◆ WORK REQUEST
Write the listing below out again word for word, without a single picture.

········

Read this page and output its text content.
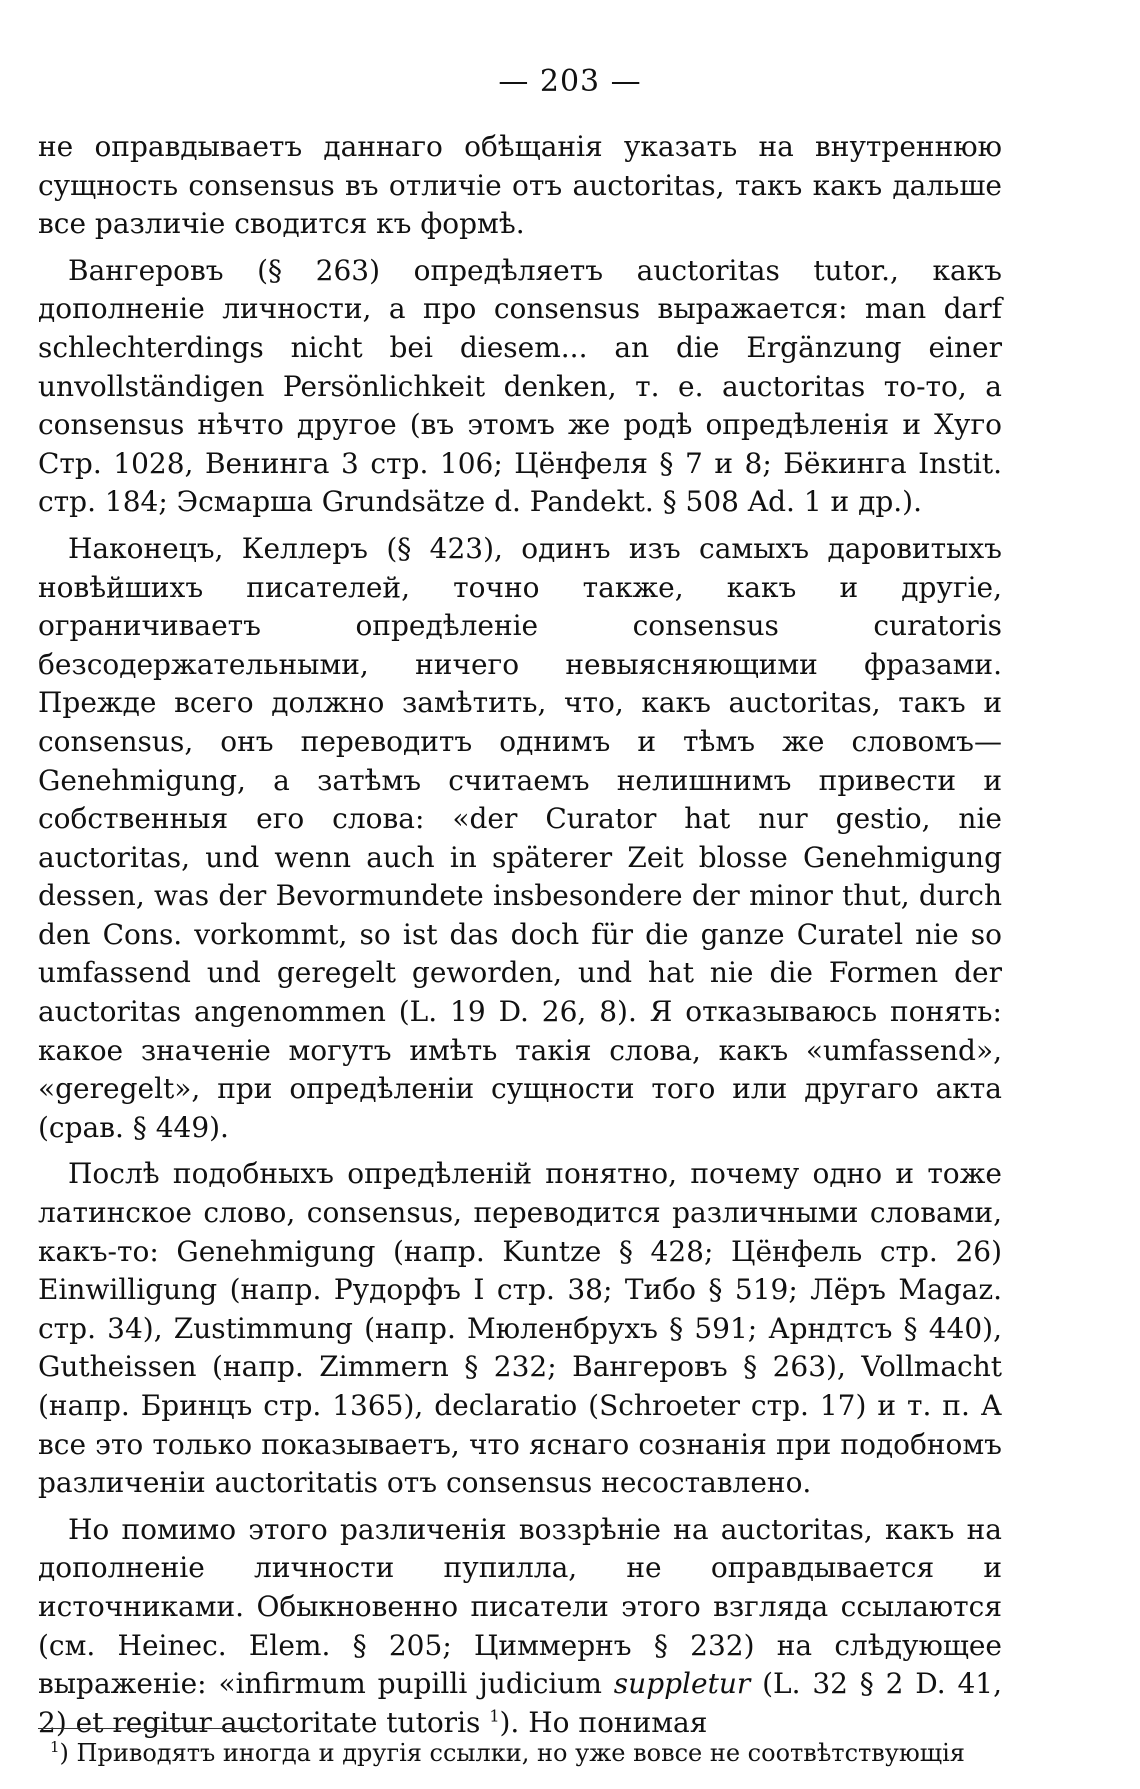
— 203 —

не оправдываетъ даннаго обѣщанія указать на внутреннюю сущность consensus въ отличіе отъ auctoritas, такъ какъ дальше все различіе сводится къ формѣ.

Вангеровъ (§ 263) опредѣляетъ auctoritas tutor., какъ дополненіе личности, а про consensus выражается: man darf schlechterdings nicht bei diesem... an die Ergänzung einer unvollständigen Persönlichkeit denken, т. е. auctoritas то-то, а consensus нѣчто другое (въ этомъ же родѣ опредѣленія и Хуго Стр. 1028, Венинга 3 стр. 106; Цёнфеля § 7 и 8; Бёкинга Instit. стр. 184; Эсмарша Grundsätze d. Pandekt. § 508 Ad. 1 и др.).

Наконецъ, Келлеръ (§ 423), одинъ изъ самыхъ даровитыхъ новѣйшихъ писателей, точно также, какъ и другіе, ограничиваетъ опредѣленіе consensus curatoris безсодержательными, ничего невыясняющими фразами. Прежде всего должно замѣтить, что, какъ auctoritas, такъ и consensus, онъ переводитъ однимъ и тѣмъ же словомъ—Genehmigung, а затѣмъ считаемъ нелишнимъ привести и собственныя его слова: «der Curator hat nur gestio, nie auctoritas, und wenn auch in späterer Zeit blosse Genehmigung dessen, was der Bevormundete insbesondere der minor thut, durch den Cons. vorkommt, so ist das doch für die ganze Curatel nie so umfassend und geregelt geworden, und hat nie die Formen der auctoritas angenommen (L. 19 D. 26, 8). Я отказываюсь понять: какое значеніе могутъ имѣть такія слова, какъ «umfassend», «geregelt», при опредѣленіи сущности того или другаго акта (срав. § 449).

Послѣ подобныхъ опредѣленій понятно, почему одно и тоже латинское слово, consensus, переводится различными словами, какъ-то: Genehmigung (напр. Kuntze § 428; Цёнфель стр. 26) Einwilligung (напр. Рудорфъ I стр. 38; Тибо § 519; Лёръ Magaz. стр. 34), Zustimmung (напр. Мюленбрухъ § 591; Арндтсъ § 440), Gutheissen (напр. Zimmern § 232; Вангеровъ § 263), Vollmacht (напр. Бринцъ стр. 1365), declaratio (Schroeter стр. 17) и т. п. А все это только показываетъ, что яснаго сознанія при подобномъ различеніи auctoritatis отъ consensus несоставлено.

Но помимо этого различенія воззрѣніе на auctoritas, какъ на дополненіе личности пупилла, не оправдывается и источниками. Обыкновенно писатели этого взгляда ссылаются (см. Heinec. Elem. § 205; Циммернъ § 232) на слѣдующее выраженіе: «infirmum pupilli judicium suppletur (L. 32 § 2 D. 41, 2) et regitur auctoritate tutoris $^1$). Но понимая

$^1$) Приводятъ иногда и другія ссылки, но уже вовсе не соотвѣтствующія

········

◆ TASK OUTPUT
Read this page and output its text content.
— 203 —

не оправдываетъ даннаго обѣщанія указать на внутреннюю сущность consensus въ отличіе отъ auctoritas, такъ какъ дальше все различіе сводится къ формѣ.

Вангеровъ (§ 263) опредѣляетъ auctoritas tutor., какъ дополненіе личности, а про consensus выражается: man darf schlechterdings nicht bei diesem... an die Ergänzung einer unvollständigen Persönlichkeit denken, т. е. auctoritas то-то, а consensus нѣчто другое (въ этомъ же родѣ опредѣленія и Хуго Стр. 1028, Венинга 3 стр. 106; Цёнфеля § 7 и 8; Бёкинга Instit. стр. 184; Эсмарша Grundsätze d. Pandekt. § 508 Ad. 1 и др.).

Наконецъ, Келлеръ (§ 423), одинъ изъ самыхъ даровитыхъ новѣйшихъ писателей, точно также, какъ и другіе, ограничиваетъ опредѣленіе consensus curatoris безсодержательными, ничего невыясняющими фразами. Прежде всего должно замѣтить, что, какъ auctoritas, такъ и consensus, онъ переводитъ однимъ и тѣмъ же словомъ—Genehmigung, а затѣмъ считаемъ нелишнимъ привести и собственныя его слова: «der Curator hat nur gestio, nie auctoritas, und wenn auch in späterer Zeit blosse Genehmigung dessen, was der Bevormundete insbesondere der minor thut, durch den Cons. vorkommt, so ist das doch für die ganze Curatel nie so umfassend und geregelt geworden, und hat nie die Formen der auctoritas angenommen (L. 19 D. 26, 8). Я отказываюсь понять: какое значеніе могутъ имѣть такія слова, какъ «umfassend», «geregelt», при опредѣленіи сущности того или другаго акта (срав. § 449).

Послѣ подобныхъ опредѣленій понятно, почему одно и тоже латинское слово, consensus, переводится различными словами, какъ-то: Genehmigung (напр. Kuntze § 428; Цёнфель стр. 26) Einwilligung (напр. Рудорфъ I стр. 38; Тибо § 519; Лёръ Magaz. стр. 34), Zustimmung (напр. Мюленбрухъ § 591; Арндтсъ § 440), Gutheissen (напр. Zimmern § 232; Вангеровъ § 263), Vollmacht (напр. Бринцъ стр. 1365), declaratio (Schroeter стр. 17) и т. п. А все это только показываетъ, что яснаго сознанія при подобномъ различеніи auctoritatis отъ consensus несоставлено.

Но помимо этого различенія воззрѣніе на auctoritas, какъ на дополненіе личности пупилла, не оправдывается и источниками. Обыкновенно писатели этого взгляда ссылаются (см. Heinec. Elem. § 205; Циммернъ § 232) на слѣдующее выраженіе: «infirmum pupilli judicium suppletur (L. 32 § 2 D. 41, 2) et regitur auctoritate tutoris $^1$). Но понимая

$^1$) Приводятъ иногда и другія ссылки, но уже вовсе не соотвѣтствующія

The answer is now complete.